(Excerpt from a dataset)
--- begin ---

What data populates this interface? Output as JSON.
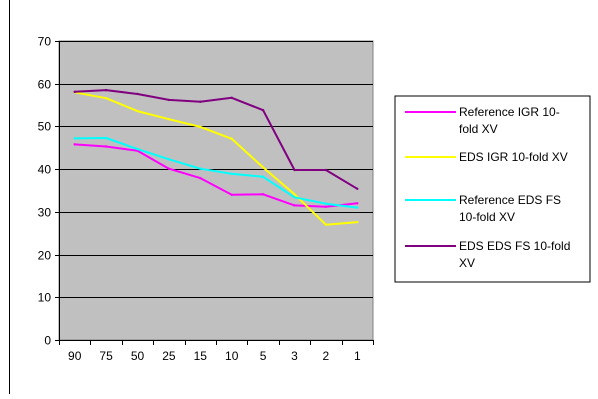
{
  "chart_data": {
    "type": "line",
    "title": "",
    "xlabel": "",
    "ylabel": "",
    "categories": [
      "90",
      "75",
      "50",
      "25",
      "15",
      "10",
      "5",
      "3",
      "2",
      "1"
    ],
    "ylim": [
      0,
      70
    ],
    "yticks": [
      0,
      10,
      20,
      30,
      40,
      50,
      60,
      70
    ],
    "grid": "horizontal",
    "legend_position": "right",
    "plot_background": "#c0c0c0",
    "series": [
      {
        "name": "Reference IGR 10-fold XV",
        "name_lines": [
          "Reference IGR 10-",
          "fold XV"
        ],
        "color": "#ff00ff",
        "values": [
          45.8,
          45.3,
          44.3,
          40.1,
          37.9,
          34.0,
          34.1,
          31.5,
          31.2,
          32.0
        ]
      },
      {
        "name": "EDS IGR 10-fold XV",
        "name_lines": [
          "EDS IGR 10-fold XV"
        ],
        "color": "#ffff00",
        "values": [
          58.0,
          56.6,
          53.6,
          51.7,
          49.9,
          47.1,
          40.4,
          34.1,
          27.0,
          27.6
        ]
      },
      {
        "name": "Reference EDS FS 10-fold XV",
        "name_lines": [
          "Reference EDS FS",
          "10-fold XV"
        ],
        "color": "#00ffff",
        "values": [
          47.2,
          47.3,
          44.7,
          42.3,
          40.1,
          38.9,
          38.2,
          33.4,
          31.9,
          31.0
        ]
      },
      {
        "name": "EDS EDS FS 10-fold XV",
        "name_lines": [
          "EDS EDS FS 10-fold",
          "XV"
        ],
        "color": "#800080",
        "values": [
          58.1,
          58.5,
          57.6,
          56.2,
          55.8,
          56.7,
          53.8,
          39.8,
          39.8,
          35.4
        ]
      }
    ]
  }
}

--- end ---
--- begin ---

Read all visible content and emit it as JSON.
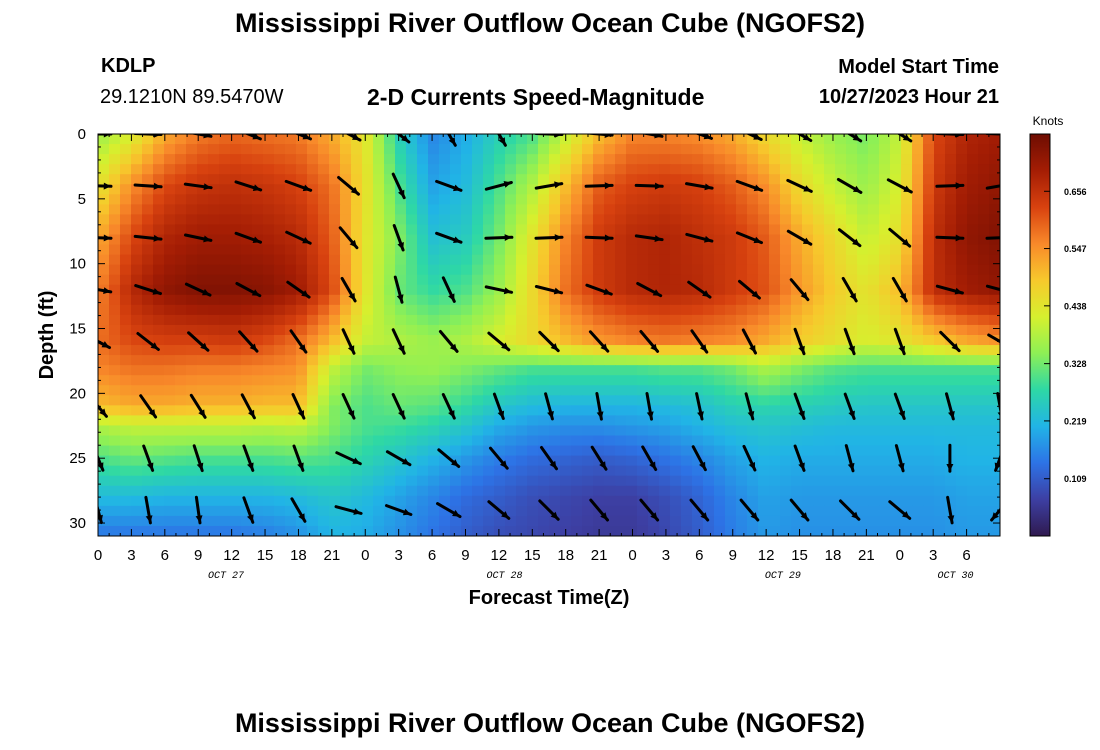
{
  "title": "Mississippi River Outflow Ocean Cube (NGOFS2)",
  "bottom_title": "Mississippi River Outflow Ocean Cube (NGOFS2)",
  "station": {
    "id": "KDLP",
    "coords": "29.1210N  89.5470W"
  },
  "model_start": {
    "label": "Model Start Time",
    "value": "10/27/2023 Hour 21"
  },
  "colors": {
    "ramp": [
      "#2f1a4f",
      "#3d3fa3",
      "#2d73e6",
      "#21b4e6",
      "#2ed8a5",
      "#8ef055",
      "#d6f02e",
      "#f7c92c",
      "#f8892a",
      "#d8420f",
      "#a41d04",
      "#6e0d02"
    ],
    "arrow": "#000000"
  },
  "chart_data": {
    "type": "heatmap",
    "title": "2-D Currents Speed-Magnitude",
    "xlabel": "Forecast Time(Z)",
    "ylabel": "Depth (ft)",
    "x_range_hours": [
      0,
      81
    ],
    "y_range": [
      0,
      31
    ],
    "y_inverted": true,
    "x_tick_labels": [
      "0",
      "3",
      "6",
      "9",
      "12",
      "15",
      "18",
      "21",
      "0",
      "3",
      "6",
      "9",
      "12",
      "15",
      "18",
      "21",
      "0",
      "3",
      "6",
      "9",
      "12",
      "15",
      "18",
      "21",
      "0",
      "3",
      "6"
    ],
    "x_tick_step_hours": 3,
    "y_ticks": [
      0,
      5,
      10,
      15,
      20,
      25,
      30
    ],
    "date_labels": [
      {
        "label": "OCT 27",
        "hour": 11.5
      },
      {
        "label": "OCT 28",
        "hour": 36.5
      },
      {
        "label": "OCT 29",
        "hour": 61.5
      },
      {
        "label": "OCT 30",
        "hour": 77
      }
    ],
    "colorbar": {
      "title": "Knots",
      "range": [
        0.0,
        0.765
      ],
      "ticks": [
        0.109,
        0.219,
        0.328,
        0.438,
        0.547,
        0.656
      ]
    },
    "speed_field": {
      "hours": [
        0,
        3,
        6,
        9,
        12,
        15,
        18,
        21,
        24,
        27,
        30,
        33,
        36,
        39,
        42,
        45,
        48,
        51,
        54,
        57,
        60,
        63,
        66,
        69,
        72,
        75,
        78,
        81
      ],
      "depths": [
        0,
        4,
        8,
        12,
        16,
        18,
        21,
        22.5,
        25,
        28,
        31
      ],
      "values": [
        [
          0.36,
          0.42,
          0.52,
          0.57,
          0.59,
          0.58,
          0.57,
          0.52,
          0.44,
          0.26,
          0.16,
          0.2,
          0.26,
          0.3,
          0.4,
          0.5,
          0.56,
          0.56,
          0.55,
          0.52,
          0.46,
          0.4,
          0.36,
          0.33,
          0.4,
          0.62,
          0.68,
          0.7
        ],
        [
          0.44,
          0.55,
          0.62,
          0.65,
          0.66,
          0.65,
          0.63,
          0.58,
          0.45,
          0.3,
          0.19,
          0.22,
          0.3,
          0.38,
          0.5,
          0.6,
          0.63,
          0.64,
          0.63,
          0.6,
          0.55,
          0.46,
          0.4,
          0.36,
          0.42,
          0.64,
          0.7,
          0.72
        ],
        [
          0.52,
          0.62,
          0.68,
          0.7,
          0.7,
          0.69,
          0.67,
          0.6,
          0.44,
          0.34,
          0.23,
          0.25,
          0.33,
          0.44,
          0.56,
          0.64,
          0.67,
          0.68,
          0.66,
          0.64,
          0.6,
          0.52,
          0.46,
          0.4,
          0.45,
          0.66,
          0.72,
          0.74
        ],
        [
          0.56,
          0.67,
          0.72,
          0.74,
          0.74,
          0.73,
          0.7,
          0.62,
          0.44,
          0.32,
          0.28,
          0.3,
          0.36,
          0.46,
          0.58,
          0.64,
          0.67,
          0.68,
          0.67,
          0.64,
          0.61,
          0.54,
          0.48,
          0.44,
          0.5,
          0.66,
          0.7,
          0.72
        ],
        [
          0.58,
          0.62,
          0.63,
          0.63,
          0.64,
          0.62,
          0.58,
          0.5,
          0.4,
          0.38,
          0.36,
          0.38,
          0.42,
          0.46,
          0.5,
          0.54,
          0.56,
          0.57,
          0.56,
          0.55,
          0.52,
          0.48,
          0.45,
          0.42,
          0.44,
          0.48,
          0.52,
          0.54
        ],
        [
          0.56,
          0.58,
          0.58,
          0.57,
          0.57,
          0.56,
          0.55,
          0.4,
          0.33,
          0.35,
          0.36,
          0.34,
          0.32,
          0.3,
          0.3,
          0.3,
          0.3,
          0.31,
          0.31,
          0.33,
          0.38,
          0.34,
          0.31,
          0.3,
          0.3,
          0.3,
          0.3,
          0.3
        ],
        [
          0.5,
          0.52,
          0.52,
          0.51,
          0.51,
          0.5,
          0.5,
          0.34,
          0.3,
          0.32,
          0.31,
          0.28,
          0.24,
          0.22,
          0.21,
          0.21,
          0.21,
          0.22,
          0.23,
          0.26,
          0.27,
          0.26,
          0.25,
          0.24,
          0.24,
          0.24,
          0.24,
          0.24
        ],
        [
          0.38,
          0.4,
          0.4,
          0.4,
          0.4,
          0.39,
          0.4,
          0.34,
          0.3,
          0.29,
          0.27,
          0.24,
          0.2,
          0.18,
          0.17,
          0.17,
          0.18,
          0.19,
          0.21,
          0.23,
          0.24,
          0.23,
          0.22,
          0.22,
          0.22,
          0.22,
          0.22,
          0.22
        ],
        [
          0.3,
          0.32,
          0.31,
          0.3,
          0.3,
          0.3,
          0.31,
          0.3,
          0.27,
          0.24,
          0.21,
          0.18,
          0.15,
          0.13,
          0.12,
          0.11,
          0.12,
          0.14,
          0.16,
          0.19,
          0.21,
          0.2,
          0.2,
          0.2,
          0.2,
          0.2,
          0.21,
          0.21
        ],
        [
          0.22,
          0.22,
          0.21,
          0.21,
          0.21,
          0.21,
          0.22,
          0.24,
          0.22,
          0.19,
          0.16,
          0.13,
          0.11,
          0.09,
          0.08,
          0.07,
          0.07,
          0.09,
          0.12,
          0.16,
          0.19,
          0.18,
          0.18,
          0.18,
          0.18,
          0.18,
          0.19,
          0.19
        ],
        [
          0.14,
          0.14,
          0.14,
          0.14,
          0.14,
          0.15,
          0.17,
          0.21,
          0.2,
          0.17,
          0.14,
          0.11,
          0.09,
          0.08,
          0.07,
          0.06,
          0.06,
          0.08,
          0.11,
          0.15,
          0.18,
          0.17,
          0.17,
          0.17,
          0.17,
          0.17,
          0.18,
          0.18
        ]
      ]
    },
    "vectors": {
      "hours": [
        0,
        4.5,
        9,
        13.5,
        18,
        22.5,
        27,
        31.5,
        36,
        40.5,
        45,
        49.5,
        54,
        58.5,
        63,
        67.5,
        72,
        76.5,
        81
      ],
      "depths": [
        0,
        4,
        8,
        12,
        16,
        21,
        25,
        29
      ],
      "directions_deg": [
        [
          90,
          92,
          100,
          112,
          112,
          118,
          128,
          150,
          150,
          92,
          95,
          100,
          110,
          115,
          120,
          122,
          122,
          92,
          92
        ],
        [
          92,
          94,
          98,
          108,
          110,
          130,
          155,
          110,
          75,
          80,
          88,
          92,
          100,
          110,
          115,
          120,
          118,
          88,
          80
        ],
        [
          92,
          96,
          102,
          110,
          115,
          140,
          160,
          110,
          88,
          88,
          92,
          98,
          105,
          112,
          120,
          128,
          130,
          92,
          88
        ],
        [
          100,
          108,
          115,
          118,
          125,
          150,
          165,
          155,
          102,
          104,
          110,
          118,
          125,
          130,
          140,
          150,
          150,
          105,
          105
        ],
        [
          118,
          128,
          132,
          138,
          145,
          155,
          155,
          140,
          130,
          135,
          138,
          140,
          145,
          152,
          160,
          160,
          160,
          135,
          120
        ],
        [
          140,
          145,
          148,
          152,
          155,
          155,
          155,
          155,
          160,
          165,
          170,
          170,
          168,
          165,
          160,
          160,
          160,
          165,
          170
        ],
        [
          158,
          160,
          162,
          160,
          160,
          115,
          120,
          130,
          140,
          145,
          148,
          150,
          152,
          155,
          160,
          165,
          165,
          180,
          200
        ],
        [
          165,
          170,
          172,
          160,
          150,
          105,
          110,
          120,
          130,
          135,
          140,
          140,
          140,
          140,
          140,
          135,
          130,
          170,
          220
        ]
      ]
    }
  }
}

--- end ---

→ TO DO: The word "Time" may occur in lines of the records. Report how many such lines there are, giving only the number.

→ FINISHED TASK: 2